# SHORT PROBLEM
Tally up the lines below that include the word "xách". Answer with the number alone.

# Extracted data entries
※

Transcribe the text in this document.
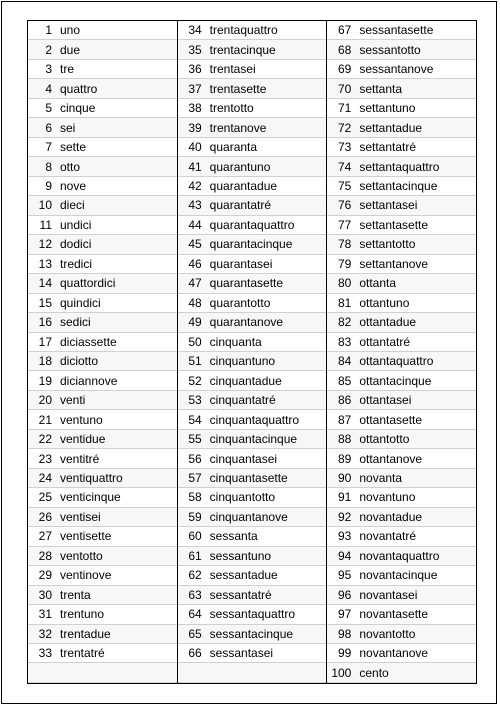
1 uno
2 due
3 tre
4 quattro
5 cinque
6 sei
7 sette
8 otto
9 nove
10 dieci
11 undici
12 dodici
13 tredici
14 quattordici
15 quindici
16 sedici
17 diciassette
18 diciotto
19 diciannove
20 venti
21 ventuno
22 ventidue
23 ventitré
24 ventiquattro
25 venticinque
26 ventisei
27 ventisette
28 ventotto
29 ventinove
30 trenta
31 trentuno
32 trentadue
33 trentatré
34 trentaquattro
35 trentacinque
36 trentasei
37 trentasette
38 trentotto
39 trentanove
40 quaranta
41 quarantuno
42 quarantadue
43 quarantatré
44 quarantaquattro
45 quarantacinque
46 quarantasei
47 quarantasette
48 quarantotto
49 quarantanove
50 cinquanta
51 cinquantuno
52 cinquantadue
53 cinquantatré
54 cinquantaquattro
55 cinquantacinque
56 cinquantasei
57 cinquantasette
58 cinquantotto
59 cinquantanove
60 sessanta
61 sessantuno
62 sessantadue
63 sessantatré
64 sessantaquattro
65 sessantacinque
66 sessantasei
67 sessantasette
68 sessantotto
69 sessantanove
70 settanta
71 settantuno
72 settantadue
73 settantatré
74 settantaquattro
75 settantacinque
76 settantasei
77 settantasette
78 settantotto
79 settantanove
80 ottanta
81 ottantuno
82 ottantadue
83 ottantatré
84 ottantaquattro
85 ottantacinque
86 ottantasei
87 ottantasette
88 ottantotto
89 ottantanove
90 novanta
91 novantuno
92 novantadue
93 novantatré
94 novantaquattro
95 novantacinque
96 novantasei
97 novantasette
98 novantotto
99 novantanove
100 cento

※

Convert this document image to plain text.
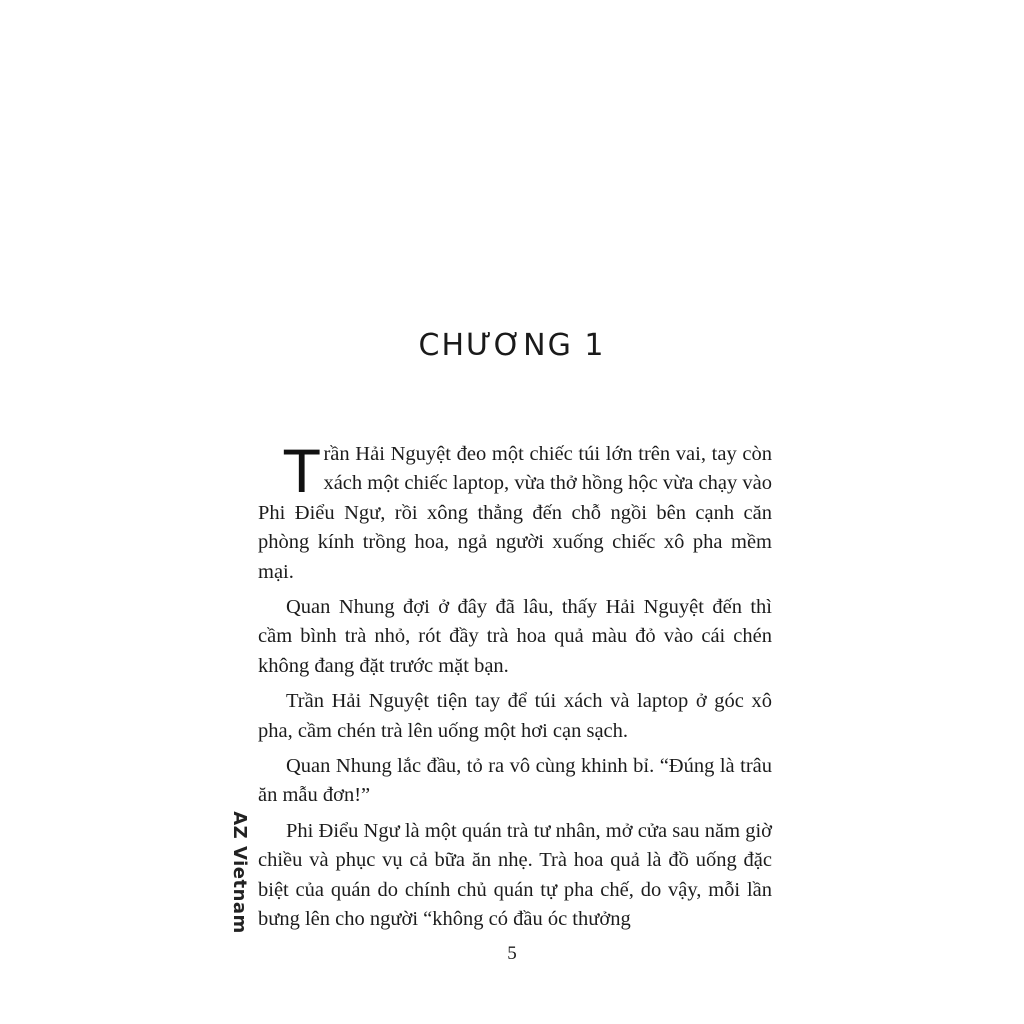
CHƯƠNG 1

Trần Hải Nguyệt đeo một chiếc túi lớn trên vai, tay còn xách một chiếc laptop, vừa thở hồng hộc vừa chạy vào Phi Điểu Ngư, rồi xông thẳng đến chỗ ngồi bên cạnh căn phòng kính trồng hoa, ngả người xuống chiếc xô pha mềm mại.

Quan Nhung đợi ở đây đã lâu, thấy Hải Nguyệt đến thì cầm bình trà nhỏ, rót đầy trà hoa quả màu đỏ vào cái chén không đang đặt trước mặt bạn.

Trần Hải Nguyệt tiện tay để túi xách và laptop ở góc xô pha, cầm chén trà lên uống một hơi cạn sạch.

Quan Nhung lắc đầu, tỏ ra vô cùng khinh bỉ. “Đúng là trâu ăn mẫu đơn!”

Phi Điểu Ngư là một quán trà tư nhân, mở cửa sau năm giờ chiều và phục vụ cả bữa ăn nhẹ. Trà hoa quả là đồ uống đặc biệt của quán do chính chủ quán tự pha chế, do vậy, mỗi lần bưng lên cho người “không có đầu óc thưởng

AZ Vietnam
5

※

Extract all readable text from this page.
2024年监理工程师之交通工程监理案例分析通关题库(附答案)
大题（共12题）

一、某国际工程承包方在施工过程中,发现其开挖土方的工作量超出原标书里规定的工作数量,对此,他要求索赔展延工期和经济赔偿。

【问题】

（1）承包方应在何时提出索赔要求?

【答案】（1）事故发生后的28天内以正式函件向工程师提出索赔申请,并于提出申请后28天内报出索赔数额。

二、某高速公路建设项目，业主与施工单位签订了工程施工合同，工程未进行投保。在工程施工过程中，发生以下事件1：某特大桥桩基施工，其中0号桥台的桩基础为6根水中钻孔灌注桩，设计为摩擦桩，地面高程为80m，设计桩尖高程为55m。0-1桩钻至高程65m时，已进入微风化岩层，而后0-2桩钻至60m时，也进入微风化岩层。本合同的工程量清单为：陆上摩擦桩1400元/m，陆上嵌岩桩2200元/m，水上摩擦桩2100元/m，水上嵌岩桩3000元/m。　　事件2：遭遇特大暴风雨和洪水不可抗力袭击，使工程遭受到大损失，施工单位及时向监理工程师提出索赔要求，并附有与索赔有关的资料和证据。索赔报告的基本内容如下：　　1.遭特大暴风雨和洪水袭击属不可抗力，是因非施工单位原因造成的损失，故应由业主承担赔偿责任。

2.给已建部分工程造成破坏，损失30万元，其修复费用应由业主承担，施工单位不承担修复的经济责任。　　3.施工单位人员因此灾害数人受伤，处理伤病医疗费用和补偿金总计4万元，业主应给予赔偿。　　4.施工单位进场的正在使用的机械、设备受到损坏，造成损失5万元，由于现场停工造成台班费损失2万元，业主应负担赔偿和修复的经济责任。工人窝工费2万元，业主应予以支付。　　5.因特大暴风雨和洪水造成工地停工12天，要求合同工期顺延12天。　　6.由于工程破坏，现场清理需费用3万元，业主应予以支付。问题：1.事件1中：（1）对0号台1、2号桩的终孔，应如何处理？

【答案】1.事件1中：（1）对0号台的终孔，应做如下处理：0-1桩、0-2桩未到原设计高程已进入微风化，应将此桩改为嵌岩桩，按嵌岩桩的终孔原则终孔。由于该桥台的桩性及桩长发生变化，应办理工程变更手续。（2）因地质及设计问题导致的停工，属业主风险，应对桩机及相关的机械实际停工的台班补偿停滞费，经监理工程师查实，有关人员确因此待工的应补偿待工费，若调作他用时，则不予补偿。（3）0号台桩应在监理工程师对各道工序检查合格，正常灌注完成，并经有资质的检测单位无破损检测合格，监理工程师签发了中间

※

# WRITTEN RESPONSE
2